(Stored data)
'''

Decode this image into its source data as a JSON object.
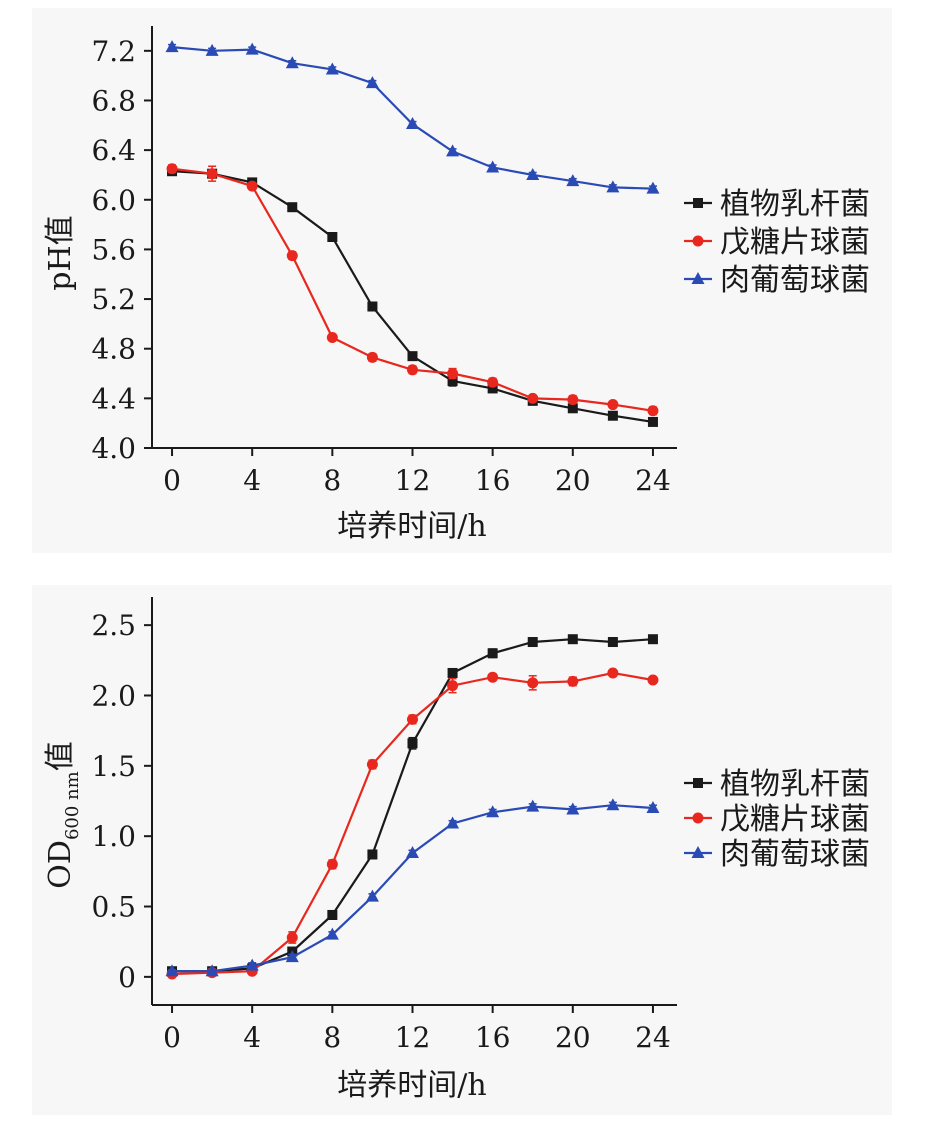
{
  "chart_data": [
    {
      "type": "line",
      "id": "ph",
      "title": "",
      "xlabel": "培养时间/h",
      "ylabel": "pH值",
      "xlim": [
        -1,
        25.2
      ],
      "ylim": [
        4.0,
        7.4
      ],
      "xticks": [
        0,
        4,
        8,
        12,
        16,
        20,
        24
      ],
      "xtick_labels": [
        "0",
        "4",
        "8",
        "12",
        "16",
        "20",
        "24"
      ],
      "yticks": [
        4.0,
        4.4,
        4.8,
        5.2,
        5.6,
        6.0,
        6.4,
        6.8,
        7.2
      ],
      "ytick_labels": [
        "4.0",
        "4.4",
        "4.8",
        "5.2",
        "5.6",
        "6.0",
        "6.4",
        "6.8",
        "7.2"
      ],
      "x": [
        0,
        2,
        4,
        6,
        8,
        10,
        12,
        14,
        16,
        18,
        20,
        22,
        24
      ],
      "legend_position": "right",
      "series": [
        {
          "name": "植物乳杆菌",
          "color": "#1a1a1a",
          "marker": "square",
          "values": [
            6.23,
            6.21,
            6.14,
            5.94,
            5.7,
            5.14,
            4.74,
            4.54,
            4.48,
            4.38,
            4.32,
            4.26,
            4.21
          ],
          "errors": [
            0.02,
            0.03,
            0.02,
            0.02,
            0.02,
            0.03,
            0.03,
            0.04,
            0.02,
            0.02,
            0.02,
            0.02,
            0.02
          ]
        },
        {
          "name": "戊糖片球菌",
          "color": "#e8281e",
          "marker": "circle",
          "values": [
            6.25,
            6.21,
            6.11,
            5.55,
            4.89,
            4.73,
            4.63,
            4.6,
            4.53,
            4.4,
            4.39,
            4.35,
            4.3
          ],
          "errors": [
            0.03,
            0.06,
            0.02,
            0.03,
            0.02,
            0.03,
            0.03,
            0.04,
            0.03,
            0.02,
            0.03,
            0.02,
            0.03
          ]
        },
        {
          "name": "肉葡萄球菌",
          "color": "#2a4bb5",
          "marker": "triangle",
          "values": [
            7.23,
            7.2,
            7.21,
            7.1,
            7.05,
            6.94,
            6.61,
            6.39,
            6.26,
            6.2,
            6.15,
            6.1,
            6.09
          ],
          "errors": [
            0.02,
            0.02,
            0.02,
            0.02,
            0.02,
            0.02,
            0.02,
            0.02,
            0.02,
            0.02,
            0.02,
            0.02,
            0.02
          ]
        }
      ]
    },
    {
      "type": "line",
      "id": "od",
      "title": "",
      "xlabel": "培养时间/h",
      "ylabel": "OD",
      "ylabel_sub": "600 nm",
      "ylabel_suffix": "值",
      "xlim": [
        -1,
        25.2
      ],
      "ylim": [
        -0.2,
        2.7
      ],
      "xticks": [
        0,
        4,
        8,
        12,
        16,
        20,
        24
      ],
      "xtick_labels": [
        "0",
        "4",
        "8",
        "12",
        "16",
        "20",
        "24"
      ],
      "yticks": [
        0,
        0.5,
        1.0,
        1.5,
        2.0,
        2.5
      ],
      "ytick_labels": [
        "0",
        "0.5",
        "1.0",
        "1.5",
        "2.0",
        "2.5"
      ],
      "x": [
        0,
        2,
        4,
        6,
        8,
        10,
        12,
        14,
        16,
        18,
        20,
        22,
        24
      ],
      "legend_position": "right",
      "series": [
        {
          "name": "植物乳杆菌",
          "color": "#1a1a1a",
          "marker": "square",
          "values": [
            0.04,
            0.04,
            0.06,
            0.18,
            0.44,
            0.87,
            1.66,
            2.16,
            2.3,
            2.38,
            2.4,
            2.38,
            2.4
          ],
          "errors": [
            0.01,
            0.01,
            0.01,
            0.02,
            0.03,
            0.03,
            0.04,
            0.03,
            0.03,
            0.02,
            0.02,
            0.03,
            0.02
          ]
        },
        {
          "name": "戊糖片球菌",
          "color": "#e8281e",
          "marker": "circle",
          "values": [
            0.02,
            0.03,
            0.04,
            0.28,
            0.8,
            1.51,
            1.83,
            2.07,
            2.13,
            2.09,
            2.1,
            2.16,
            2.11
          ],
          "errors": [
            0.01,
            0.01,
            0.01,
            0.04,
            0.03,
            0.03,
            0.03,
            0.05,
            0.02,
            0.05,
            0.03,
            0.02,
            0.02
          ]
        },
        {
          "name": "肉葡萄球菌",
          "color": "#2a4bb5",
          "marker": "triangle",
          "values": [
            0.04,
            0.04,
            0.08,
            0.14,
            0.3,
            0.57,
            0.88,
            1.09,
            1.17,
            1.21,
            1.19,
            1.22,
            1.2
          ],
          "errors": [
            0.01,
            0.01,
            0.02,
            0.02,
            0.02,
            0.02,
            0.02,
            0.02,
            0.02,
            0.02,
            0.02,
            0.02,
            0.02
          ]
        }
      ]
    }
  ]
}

'''

• What is asked:
Repeat all of the entries word for word, but omit the pictures.

• Correct answer:
Decode this image into its source data as a JSON object.
{
  "chart_data": [
    {
      "type": "line",
      "id": "ph",
      "title": "",
      "xlabel": "培养时间/h",
      "ylabel": "pH值",
      "xlim": [
        -1,
        25.2
      ],
      "ylim": [
        4.0,
        7.4
      ],
      "xticks": [
        0,
        4,
        8,
        12,
        16,
        20,
        24
      ],
      "xtick_labels": [
        "0",
        "4",
        "8",
        "12",
        "16",
        "20",
        "24"
      ],
      "yticks": [
        4.0,
        4.4,
        4.8,
        5.2,
        5.6,
        6.0,
        6.4,
        6.8,
        7.2
      ],
      "ytick_labels": [
        "4.0",
        "4.4",
        "4.8",
        "5.2",
        "5.6",
        "6.0",
        "6.4",
        "6.8",
        "7.2"
      ],
      "x": [
        0,
        2,
        4,
        6,
        8,
        10,
        12,
        14,
        16,
        18,
        20,
        22,
        24
      ],
      "legend_position": "right",
      "series": [
        {
          "name": "植物乳杆菌",
          "color": "#1a1a1a",
          "marker": "square",
          "values": [
            6.23,
            6.21,
            6.14,
            5.94,
            5.7,
            5.14,
            4.74,
            4.54,
            4.48,
            4.38,
            4.32,
            4.26,
            4.21
          ],
          "errors": [
            0.02,
            0.03,
            0.02,
            0.02,
            0.02,
            0.03,
            0.03,
            0.04,
            0.02,
            0.02,
            0.02,
            0.02,
            0.02
          ]
        },
        {
          "name": "戊糖片球菌",
          "color": "#e8281e",
          "marker": "circle",
          "values": [
            6.25,
            6.21,
            6.11,
            5.55,
            4.89,
            4.73,
            4.63,
            4.6,
            4.53,
            4.4,
            4.39,
            4.35,
            4.3
          ],
          "errors": [
            0.03,
            0.06,
            0.02,
            0.03,
            0.02,
            0.03,
            0.03,
            0.04,
            0.03,
            0.02,
            0.03,
            0.02,
            0.03
          ]
        },
        {
          "name": "肉葡萄球菌",
          "color": "#2a4bb5",
          "marker": "triangle",
          "values": [
            7.23,
            7.2,
            7.21,
            7.1,
            7.05,
            6.94,
            6.61,
            6.39,
            6.26,
            6.2,
            6.15,
            6.1,
            6.09
          ],
          "errors": [
            0.02,
            0.02,
            0.02,
            0.02,
            0.02,
            0.02,
            0.02,
            0.02,
            0.02,
            0.02,
            0.02,
            0.02,
            0.02
          ]
        }
      ]
    },
    {
      "type": "line",
      "id": "od",
      "title": "",
      "xlabel": "培养时间/h",
      "ylabel": "OD",
      "ylabel_sub": "600 nm",
      "ylabel_suffix": "值",
      "xlim": [
        -1,
        25.2
      ],
      "ylim": [
        -0.2,
        2.7
      ],
      "xticks": [
        0,
        4,
        8,
        12,
        16,
        20,
        24
      ],
      "xtick_labels": [
        "0",
        "4",
        "8",
        "12",
        "16",
        "20",
        "24"
      ],
      "yticks": [
        0,
        0.5,
        1.0,
        1.5,
        2.0,
        2.5
      ],
      "ytick_labels": [
        "0",
        "0.5",
        "1.0",
        "1.5",
        "2.0",
        "2.5"
      ],
      "x": [
        0,
        2,
        4,
        6,
        8,
        10,
        12,
        14,
        16,
        18,
        20,
        22,
        24
      ],
      "legend_position": "right",
      "series": [
        {
          "name": "植物乳杆菌",
          "color": "#1a1a1a",
          "marker": "square",
          "values": [
            0.04,
            0.04,
            0.06,
            0.18,
            0.44,
            0.87,
            1.66,
            2.16,
            2.3,
            2.38,
            2.4,
            2.38,
            2.4
          ],
          "errors": [
            0.01,
            0.01,
            0.01,
            0.02,
            0.03,
            0.03,
            0.04,
            0.03,
            0.03,
            0.02,
            0.02,
            0.03,
            0.02
          ]
        },
        {
          "name": "戊糖片球菌",
          "color": "#e8281e",
          "marker": "circle",
          "values": [
            0.02,
            0.03,
            0.04,
            0.28,
            0.8,
            1.51,
            1.83,
            2.07,
            2.13,
            2.09,
            2.1,
            2.16,
            2.11
          ],
          "errors": [
            0.01,
            0.01,
            0.01,
            0.04,
            0.03,
            0.03,
            0.03,
            0.05,
            0.02,
            0.05,
            0.03,
            0.02,
            0.02
          ]
        },
        {
          "name": "肉葡萄球菌",
          "color": "#2a4bb5",
          "marker": "triangle",
          "values": [
            0.04,
            0.04,
            0.08,
            0.14,
            0.3,
            0.57,
            0.88,
            1.09,
            1.17,
            1.21,
            1.19,
            1.22,
            1.2
          ],
          "errors": [
            0.01,
            0.01,
            0.02,
            0.02,
            0.02,
            0.02,
            0.02,
            0.02,
            0.02,
            0.02,
            0.02,
            0.02,
            0.02
          ]
        }
      ]
    }
  ]
}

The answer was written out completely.